- **DIRECTIVE**
Give the number of lines holding the string "Brent" and nothing more.

__________________________________________________

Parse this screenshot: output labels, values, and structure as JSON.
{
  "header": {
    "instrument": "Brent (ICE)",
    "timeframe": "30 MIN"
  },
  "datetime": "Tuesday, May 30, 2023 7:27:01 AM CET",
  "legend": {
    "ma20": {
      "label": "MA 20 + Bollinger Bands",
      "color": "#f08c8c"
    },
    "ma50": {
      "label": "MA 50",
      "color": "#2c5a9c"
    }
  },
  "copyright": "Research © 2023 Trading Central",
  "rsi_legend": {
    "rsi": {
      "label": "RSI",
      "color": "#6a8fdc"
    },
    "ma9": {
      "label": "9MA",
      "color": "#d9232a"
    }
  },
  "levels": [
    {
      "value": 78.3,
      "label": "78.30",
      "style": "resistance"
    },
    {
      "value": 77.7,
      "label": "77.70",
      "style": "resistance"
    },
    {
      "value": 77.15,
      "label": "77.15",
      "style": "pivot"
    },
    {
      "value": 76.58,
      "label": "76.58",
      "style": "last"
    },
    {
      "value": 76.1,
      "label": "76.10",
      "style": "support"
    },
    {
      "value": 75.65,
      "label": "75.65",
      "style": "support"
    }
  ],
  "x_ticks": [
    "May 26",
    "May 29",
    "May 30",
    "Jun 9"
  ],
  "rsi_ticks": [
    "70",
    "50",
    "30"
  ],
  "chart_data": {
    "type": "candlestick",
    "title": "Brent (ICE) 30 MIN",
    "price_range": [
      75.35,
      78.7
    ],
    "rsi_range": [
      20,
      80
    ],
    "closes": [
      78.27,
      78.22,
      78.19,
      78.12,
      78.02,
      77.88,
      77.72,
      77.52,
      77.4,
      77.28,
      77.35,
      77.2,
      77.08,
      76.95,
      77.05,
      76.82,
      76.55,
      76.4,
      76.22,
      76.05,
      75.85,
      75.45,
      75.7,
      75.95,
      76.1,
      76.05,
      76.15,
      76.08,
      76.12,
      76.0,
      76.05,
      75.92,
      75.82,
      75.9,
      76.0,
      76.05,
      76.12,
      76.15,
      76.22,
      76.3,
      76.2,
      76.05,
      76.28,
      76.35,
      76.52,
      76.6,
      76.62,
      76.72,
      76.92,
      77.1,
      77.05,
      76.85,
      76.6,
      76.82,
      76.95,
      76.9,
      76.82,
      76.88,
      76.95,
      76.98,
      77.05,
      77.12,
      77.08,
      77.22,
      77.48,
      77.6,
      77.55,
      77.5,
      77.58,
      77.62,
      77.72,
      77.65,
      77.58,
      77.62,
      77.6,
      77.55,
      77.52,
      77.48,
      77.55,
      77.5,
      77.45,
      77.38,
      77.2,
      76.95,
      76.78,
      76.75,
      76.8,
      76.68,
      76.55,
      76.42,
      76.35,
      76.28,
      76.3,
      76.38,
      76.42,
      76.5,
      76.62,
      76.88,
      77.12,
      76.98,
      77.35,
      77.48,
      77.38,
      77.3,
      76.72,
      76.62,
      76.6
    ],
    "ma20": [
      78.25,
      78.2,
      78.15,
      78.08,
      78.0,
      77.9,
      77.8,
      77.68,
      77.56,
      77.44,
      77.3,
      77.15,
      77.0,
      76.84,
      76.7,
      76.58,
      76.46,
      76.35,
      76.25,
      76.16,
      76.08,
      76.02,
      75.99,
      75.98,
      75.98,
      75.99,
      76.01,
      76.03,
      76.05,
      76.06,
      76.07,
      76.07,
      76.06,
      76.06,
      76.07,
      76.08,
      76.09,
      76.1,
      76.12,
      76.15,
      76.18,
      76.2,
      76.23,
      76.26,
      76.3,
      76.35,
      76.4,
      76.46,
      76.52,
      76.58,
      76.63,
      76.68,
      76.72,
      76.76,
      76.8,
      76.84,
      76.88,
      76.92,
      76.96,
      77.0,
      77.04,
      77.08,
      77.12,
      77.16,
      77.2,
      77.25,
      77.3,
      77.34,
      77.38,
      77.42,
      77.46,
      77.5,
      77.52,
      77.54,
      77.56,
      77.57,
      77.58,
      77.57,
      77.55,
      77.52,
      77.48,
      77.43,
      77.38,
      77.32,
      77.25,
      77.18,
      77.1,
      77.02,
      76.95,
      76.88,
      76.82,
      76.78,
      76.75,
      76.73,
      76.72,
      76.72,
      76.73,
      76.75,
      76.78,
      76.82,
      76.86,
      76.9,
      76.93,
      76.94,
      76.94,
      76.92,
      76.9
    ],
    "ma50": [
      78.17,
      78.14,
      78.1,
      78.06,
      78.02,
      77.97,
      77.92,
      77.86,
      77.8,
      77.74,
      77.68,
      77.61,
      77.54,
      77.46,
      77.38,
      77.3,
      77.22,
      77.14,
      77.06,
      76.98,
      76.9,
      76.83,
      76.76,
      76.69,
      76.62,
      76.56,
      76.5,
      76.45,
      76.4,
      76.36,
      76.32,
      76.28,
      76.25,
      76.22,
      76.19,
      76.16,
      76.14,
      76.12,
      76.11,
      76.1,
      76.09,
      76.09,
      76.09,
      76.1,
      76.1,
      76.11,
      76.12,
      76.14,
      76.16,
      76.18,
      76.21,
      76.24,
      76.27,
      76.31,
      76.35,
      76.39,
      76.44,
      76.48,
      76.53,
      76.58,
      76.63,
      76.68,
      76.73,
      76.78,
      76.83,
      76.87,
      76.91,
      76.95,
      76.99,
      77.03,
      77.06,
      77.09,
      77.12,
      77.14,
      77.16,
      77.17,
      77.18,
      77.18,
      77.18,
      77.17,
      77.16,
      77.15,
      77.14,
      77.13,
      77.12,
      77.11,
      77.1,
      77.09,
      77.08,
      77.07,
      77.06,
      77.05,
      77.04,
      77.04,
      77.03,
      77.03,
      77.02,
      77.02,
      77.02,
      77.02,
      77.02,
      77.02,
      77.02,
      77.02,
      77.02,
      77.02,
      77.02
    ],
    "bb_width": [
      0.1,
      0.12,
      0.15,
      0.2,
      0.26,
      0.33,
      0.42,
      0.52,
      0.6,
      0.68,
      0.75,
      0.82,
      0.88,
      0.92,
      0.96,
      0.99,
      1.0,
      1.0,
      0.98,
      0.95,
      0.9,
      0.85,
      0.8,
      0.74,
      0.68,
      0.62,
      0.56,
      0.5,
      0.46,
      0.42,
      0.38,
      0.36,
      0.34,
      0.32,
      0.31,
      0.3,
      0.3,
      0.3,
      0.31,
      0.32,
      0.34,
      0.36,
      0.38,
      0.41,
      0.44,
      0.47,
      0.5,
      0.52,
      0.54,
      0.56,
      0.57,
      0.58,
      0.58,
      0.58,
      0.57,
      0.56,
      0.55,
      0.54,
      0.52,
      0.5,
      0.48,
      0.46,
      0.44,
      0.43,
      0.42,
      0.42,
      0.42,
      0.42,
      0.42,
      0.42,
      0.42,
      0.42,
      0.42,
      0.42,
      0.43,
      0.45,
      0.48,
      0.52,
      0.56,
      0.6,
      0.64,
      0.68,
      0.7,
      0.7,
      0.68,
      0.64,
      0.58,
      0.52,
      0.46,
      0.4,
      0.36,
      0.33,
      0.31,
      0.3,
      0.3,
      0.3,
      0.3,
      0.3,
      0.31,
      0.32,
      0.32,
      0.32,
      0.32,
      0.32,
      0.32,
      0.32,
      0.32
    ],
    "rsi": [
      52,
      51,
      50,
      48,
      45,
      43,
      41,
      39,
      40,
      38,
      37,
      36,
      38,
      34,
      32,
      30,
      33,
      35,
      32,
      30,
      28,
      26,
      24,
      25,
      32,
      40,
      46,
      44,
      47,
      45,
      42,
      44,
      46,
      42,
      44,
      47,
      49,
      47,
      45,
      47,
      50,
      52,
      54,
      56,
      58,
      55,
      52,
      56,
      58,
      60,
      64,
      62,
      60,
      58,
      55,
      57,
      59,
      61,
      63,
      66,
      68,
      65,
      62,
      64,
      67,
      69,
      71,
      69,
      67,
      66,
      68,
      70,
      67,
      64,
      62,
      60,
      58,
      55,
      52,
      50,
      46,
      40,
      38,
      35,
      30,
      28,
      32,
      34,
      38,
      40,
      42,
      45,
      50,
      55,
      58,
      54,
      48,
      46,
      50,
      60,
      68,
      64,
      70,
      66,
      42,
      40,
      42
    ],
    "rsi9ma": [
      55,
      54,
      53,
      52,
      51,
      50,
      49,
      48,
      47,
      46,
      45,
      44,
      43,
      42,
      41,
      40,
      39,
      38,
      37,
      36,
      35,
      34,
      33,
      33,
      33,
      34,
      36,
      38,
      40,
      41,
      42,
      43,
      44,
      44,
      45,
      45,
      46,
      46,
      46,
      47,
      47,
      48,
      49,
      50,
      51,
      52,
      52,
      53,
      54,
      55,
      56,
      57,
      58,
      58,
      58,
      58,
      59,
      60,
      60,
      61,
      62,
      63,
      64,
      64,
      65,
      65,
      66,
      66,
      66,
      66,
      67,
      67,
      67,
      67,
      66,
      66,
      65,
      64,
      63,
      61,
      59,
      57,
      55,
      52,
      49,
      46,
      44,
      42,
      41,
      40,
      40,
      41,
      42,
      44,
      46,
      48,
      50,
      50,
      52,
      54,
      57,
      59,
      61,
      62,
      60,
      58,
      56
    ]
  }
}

__________________________________________________

- **FINISHED EXERCISE**
2